• Records supplied
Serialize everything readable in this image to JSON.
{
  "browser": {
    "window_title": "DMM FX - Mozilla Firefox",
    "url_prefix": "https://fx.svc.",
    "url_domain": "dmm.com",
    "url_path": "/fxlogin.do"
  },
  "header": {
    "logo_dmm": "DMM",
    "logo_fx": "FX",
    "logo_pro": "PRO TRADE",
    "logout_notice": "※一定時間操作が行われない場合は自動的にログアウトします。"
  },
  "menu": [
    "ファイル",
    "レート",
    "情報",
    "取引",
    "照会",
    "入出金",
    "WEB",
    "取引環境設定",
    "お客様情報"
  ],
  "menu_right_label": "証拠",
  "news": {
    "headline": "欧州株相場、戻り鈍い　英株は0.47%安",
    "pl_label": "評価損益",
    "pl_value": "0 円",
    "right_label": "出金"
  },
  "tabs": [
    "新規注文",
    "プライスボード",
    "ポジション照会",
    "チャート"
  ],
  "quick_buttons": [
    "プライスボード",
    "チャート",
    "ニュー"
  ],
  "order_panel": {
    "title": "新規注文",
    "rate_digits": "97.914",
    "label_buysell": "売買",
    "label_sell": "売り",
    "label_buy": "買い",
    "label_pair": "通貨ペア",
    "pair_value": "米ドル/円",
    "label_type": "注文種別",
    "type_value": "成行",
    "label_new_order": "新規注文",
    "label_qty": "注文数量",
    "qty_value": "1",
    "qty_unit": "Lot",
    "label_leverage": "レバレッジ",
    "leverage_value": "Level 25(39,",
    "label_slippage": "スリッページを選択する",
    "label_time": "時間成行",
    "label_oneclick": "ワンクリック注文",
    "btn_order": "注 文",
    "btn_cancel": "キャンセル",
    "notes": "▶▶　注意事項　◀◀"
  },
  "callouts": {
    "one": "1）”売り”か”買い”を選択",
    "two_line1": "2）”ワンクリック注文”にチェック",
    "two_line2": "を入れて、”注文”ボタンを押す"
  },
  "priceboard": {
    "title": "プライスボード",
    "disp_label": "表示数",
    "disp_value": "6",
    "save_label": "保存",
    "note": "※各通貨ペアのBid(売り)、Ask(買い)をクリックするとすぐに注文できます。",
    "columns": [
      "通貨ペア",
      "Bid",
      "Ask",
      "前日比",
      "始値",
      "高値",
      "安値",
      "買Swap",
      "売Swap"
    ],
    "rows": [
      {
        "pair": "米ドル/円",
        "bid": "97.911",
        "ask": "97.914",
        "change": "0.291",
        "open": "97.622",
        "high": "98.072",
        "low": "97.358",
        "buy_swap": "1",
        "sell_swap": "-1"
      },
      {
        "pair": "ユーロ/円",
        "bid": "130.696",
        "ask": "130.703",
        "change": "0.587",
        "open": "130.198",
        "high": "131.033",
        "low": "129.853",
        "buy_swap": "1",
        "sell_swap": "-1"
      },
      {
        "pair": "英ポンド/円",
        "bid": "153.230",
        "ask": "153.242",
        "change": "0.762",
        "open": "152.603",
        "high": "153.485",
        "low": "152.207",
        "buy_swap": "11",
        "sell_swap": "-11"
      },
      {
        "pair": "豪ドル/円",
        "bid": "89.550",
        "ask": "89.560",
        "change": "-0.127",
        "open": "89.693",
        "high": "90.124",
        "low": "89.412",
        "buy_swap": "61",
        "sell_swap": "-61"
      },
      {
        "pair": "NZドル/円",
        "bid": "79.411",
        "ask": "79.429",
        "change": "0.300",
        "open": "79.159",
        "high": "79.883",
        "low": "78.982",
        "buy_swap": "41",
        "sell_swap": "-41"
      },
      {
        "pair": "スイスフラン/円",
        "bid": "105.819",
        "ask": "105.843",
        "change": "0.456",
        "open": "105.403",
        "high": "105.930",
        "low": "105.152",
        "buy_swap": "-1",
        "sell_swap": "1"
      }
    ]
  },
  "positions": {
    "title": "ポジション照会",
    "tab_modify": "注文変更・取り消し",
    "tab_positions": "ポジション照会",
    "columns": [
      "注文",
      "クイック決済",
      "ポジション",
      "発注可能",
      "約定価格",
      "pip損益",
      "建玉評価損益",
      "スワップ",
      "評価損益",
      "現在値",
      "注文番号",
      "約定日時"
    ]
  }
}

• Brief
Restate every record exactly, leaving nothing out.

• The reply
Serialize everything readable in this image to JSON.
{
  "browser": {
    "window_title": "DMM FX - Mozilla Firefox",
    "url_prefix": "https://fx.svc.",
    "url_domain": "dmm.com",
    "url_path": "/fxlogin.do"
  },
  "header": {
    "logo_dmm": "DMM",
    "logo_fx": "FX",
    "logo_pro": "PRO TRADE",
    "logout_notice": "※一定時間操作が行われない場合は自動的にログアウトします。"
  },
  "menu": [
    "ファイル",
    "レート",
    "情報",
    "取引",
    "照会",
    "入出金",
    "WEB",
    "取引環境設定",
    "お客様情報"
  ],
  "menu_right_label": "証拠",
  "news": {
    "headline": "欧州株相場、戻り鈍い　英株は0.47%安",
    "pl_label": "評価損益",
    "pl_value": "0 円",
    "right_label": "出金"
  },
  "tabs": [
    "新規注文",
    "プライスボード",
    "ポジション照会",
    "チャート"
  ],
  "quick_buttons": [
    "プライスボード",
    "チャート",
    "ニュー"
  ],
  "order_panel": {
    "title": "新規注文",
    "rate_digits": "97.914",
    "label_buysell": "売買",
    "label_sell": "売り",
    "label_buy": "買い",
    "label_pair": "通貨ペア",
    "pair_value": "米ドル/円",
    "label_type": "注文種別",
    "type_value": "成行",
    "label_new_order": "新規注文",
    "label_qty": "注文数量",
    "qty_value": "1",
    "qty_unit": "Lot",
    "label_leverage": "レバレッジ",
    "leverage_value": "Level 25(39,",
    "label_slippage": "スリッページを選択する",
    "label_time": "時間成行",
    "label_oneclick": "ワンクリック注文",
    "btn_order": "注 文",
    "btn_cancel": "キャンセル",
    "notes": "▶▶　注意事項　◀◀"
  },
  "callouts": {
    "one": "1）”売り”か”買い”を選択",
    "two_line1": "2）”ワンクリック注文”にチェック",
    "two_line2": "を入れて、”注文”ボタンを押す"
  },
  "priceboard": {
    "title": "プライスボード",
    "disp_label": "表示数",
    "disp_value": "6",
    "save_label": "保存",
    "note": "※各通貨ペアのBid(売り)、Ask(買い)をクリックするとすぐに注文できます。",
    "columns": [
      "通貨ペア",
      "Bid",
      "Ask",
      "前日比",
      "始値",
      "高値",
      "安値",
      "買Swap",
      "売Swap"
    ],
    "rows": [
      {
        "pair": "米ドル/円",
        "bid": "97.911",
        "ask": "97.914",
        "change": "0.291",
        "open": "97.622",
        "high": "98.072",
        "low": "97.358",
        "buy_swap": "1",
        "sell_swap": "-1"
      },
      {
        "pair": "ユーロ/円",
        "bid": "130.696",
        "ask": "130.703",
        "change": "0.587",
        "open": "130.198",
        "high": "131.033",
        "low": "129.853",
        "buy_swap": "1",
        "sell_swap": "-1"
      },
      {
        "pair": "英ポンド/円",
        "bid": "153.230",
        "ask": "153.242",
        "change": "0.762",
        "open": "152.603",
        "high": "153.485",
        "low": "152.207",
        "buy_swap": "11",
        "sell_swap": "-11"
      },
      {
        "pair": "豪ドル/円",
        "bid": "89.550",
        "ask": "89.560",
        "change": "-0.127",
        "open": "89.693",
        "high": "90.124",
        "low": "89.412",
        "buy_swap": "61",
        "sell_swap": "-61"
      },
      {
        "pair": "NZドル/円",
        "bid": "79.411",
        "ask": "79.429",
        "change": "0.300",
        "open": "79.159",
        "high": "79.883",
        "low": "78.982",
        "buy_swap": "41",
        "sell_swap": "-41"
      },
      {
        "pair": "スイスフラン/円",
        "bid": "105.819",
        "ask": "105.843",
        "change": "0.456",
        "open": "105.403",
        "high": "105.930",
        "low": "105.152",
        "buy_swap": "-1",
        "sell_swap": "1"
      }
    ]
  },
  "positions": {
    "title": "ポジション照会",
    "tab_modify": "注文変更・取り消し",
    "tab_positions": "ポジション照会",
    "columns": [
      "注文",
      "クイック決済",
      "ポジション",
      "発注可能",
      "約定価格",
      "pip損益",
      "建玉評価損益",
      "スワップ",
      "評価損益",
      "現在値",
      "注文番号",
      "約定日時"
    ]
  }
}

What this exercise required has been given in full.